Direction
Repeat every line below exactly, word for word.

** start of Material provided **

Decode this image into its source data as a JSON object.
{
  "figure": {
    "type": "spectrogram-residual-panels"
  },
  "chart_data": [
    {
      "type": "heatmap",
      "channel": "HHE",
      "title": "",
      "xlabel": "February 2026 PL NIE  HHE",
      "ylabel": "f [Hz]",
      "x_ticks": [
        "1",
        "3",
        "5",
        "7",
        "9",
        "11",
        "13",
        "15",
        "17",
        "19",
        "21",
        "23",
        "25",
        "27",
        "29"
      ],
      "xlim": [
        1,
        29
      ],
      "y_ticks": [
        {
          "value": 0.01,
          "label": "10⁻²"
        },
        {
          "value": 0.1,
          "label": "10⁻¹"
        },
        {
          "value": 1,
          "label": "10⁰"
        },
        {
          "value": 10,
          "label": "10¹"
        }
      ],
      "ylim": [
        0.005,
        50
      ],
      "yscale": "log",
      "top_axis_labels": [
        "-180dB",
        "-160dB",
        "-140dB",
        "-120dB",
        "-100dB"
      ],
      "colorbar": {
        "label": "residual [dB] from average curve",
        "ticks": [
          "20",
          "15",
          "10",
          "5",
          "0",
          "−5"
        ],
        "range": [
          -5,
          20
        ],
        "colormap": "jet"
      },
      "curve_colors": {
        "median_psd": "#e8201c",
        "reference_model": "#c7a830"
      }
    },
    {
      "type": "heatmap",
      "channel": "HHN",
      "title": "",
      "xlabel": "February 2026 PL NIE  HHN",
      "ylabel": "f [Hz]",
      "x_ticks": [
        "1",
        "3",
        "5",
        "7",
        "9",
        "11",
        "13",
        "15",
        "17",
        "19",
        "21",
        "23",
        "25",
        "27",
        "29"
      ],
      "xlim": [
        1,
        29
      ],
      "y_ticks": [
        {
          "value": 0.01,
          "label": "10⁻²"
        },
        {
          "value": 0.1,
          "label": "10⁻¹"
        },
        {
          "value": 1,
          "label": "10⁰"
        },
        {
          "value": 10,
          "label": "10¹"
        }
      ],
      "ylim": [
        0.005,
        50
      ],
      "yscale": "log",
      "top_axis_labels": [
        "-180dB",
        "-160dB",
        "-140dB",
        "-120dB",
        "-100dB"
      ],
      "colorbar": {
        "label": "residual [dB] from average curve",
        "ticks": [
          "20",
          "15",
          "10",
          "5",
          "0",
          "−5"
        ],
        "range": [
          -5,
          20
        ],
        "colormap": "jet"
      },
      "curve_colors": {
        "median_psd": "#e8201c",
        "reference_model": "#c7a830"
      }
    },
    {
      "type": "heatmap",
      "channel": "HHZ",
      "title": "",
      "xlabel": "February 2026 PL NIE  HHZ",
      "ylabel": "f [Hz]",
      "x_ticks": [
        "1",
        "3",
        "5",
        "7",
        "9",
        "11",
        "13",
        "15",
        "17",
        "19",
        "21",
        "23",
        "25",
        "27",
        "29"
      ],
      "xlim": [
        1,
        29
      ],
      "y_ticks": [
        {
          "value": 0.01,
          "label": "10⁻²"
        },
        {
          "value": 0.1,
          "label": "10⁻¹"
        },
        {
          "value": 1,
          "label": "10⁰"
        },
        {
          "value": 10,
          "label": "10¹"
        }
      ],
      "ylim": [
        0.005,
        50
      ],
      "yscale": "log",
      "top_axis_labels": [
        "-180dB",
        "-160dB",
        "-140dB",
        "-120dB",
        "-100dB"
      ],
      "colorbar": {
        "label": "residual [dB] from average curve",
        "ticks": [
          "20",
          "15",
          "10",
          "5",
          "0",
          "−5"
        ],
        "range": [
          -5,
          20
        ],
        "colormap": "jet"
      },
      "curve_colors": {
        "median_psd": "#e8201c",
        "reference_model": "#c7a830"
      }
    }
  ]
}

** end of Material provided **

Exercise output
Decode this image into its source data as a JSON object.
{
  "figure": {
    "type": "spectrogram-residual-panels"
  },
  "chart_data": [
    {
      "type": "heatmap",
      "channel": "HHE",
      "title": "",
      "xlabel": "February 2026 PL NIE  HHE",
      "ylabel": "f [Hz]",
      "x_ticks": [
        "1",
        "3",
        "5",
        "7",
        "9",
        "11",
        "13",
        "15",
        "17",
        "19",
        "21",
        "23",
        "25",
        "27",
        "29"
      ],
      "xlim": [
        1,
        29
      ],
      "y_ticks": [
        {
          "value": 0.01,
          "label": "10⁻²"
        },
        {
          "value": 0.1,
          "label": "10⁻¹"
        },
        {
          "value": 1,
          "label": "10⁰"
        },
        {
          "value": 10,
          "label": "10¹"
        }
      ],
      "ylim": [
        0.005,
        50
      ],
      "yscale": "log",
      "top_axis_labels": [
        "-180dB",
        "-160dB",
        "-140dB",
        "-120dB",
        "-100dB"
      ],
      "colorbar": {
        "label": "residual [dB] from average curve",
        "ticks": [
          "20",
          "15",
          "10",
          "5",
          "0",
          "−5"
        ],
        "range": [
          -5,
          20
        ],
        "colormap": "jet"
      },
      "curve_colors": {
        "median_psd": "#e8201c",
        "reference_model": "#c7a830"
      }
    },
    {
      "type": "heatmap",
      "channel": "HHN",
      "title": "",
      "xlabel": "February 2026 PL NIE  HHN",
      "ylabel": "f [Hz]",
      "x_ticks": [
        "1",
        "3",
        "5",
        "7",
        "9",
        "11",
        "13",
        "15",
        "17",
        "19",
        "21",
        "23",
        "25",
        "27",
        "29"
      ],
      "xlim": [
        1,
        29
      ],
      "y_ticks": [
        {
          "value": 0.01,
          "label": "10⁻²"
        },
        {
          "value": 0.1,
          "label": "10⁻¹"
        },
        {
          "value": 1,
          "label": "10⁰"
        },
        {
          "value": 10,
          "label": "10¹"
        }
      ],
      "ylim": [
        0.005,
        50
      ],
      "yscale": "log",
      "top_axis_labels": [
        "-180dB",
        "-160dB",
        "-140dB",
        "-120dB",
        "-100dB"
      ],
      "colorbar": {
        "label": "residual [dB] from average curve",
        "ticks": [
          "20",
          "15",
          "10",
          "5",
          "0",
          "−5"
        ],
        "range": [
          -5,
          20
        ],
        "colormap": "jet"
      },
      "curve_colors": {
        "median_psd": "#e8201c",
        "reference_model": "#c7a830"
      }
    },
    {
      "type": "heatmap",
      "channel": "HHZ",
      "title": "",
      "xlabel": "February 2026 PL NIE  HHZ",
      "ylabel": "f [Hz]",
      "x_ticks": [
        "1",
        "3",
        "5",
        "7",
        "9",
        "11",
        "13",
        "15",
        "17",
        "19",
        "21",
        "23",
        "25",
        "27",
        "29"
      ],
      "xlim": [
        1,
        29
      ],
      "y_ticks": [
        {
          "value": 0.01,
          "label": "10⁻²"
        },
        {
          "value": 0.1,
          "label": "10⁻¹"
        },
        {
          "value": 1,
          "label": "10⁰"
        },
        {
          "value": 10,
          "label": "10¹"
        }
      ],
      "ylim": [
        0.005,
        50
      ],
      "yscale": "log",
      "top_axis_labels": [
        "-180dB",
        "-160dB",
        "-140dB",
        "-120dB",
        "-100dB"
      ],
      "colorbar": {
        "label": "residual [dB] from average curve",
        "ticks": [
          "20",
          "15",
          "10",
          "5",
          "0",
          "−5"
        ],
        "range": [
          -5,
          20
        ],
        "colormap": "jet"
      },
      "curve_colors": {
        "median_psd": "#e8201c",
        "reference_model": "#c7a830"
      }
    }
  ]
}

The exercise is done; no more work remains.